Supplied entries:

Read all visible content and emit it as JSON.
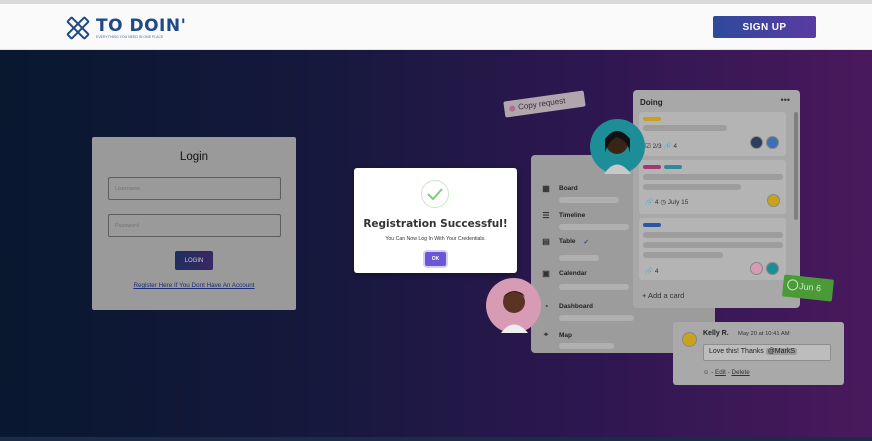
{
  "header": {
    "brand": "TO DOIN'",
    "tagline": "EVERYTHING YOU NEED IN ONE PLACE",
    "signup_label": "SIGN UP"
  },
  "login": {
    "title": "Login",
    "username_placeholder": "Username",
    "password_placeholder": "Password",
    "button_label": "LOGIN",
    "register_link": "Register Here If You Dont Have An Account"
  },
  "modal": {
    "title": "Registration Successful!",
    "message": "You Can Now Log In With Your Credentials.",
    "ok_label": "OK"
  },
  "illustration": {
    "copy_request": "Copy request",
    "sidebar": [
      "Board",
      "Timeline",
      "Table",
      "Calendar",
      "Dashboard",
      "Map"
    ],
    "table_check": "✓",
    "list_title": "Doing",
    "list_menu": "•••",
    "card1_meta": "☑ 2/3  🔗 4",
    "card2_meta": "🔗 4  ◷ July 15",
    "card3_meta": "🔗 4",
    "add_card": "+ Add a card",
    "date_badge": "Jun 6",
    "comment": {
      "author": "Kelly R.",
      "time": "May 20 at 10:41 AM",
      "text": "Love this! Thanks",
      "mention": "@MarkS",
      "emoji": "☺",
      "dash1": "-",
      "edit": "Edit",
      "dash2": "-",
      "delete": "Delete"
    }
  },
  "colors": {
    "brand": "#1f4a86",
    "signup_gradient_start": "#2e4a9b",
    "signup_gradient_end": "#5b3aa3",
    "ok_button": "#6c56d8",
    "success_check": "#7ccf6f",
    "date_badge": "#4a9a37"
  }
}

Directive: Return to the listing above and set it down exactly, leaving out its pictures.

Solution to the exercise:
Read all visible content and emit it as JSON.
{
  "header": {
    "brand": "TO DOIN'",
    "tagline": "EVERYTHING YOU NEED IN ONE PLACE",
    "signup_label": "SIGN UP"
  },
  "login": {
    "title": "Login",
    "username_placeholder": "Username",
    "password_placeholder": "Password",
    "button_label": "LOGIN",
    "register_link": "Register Here If You Dont Have An Account"
  },
  "modal": {
    "title": "Registration Successful!",
    "message": "You Can Now Log In With Your Credentials.",
    "ok_label": "OK"
  },
  "illustration": {
    "copy_request": "Copy request",
    "sidebar": [
      "Board",
      "Timeline",
      "Table",
      "Calendar",
      "Dashboard",
      "Map"
    ],
    "table_check": "✓",
    "list_title": "Doing",
    "list_menu": "•••",
    "card1_meta": "☑ 2/3  🔗 4",
    "card2_meta": "🔗 4  ◷ July 15",
    "card3_meta": "🔗 4",
    "add_card": "+ Add a card",
    "date_badge": "Jun 6",
    "comment": {
      "author": "Kelly R.",
      "time": "May 20 at 10:41 AM",
      "text": "Love this! Thanks",
      "mention": "@MarkS",
      "emoji": "☺",
      "dash1": "-",
      "edit": "Edit",
      "dash2": "-",
      "delete": "Delete"
    }
  },
  "colors": {
    "brand": "#1f4a86",
    "signup_gradient_start": "#2e4a9b",
    "signup_gradient_end": "#5b3aa3",
    "ok_button": "#6c56d8",
    "success_check": "#7ccf6f",
    "date_badge": "#4a9a37"
  }
}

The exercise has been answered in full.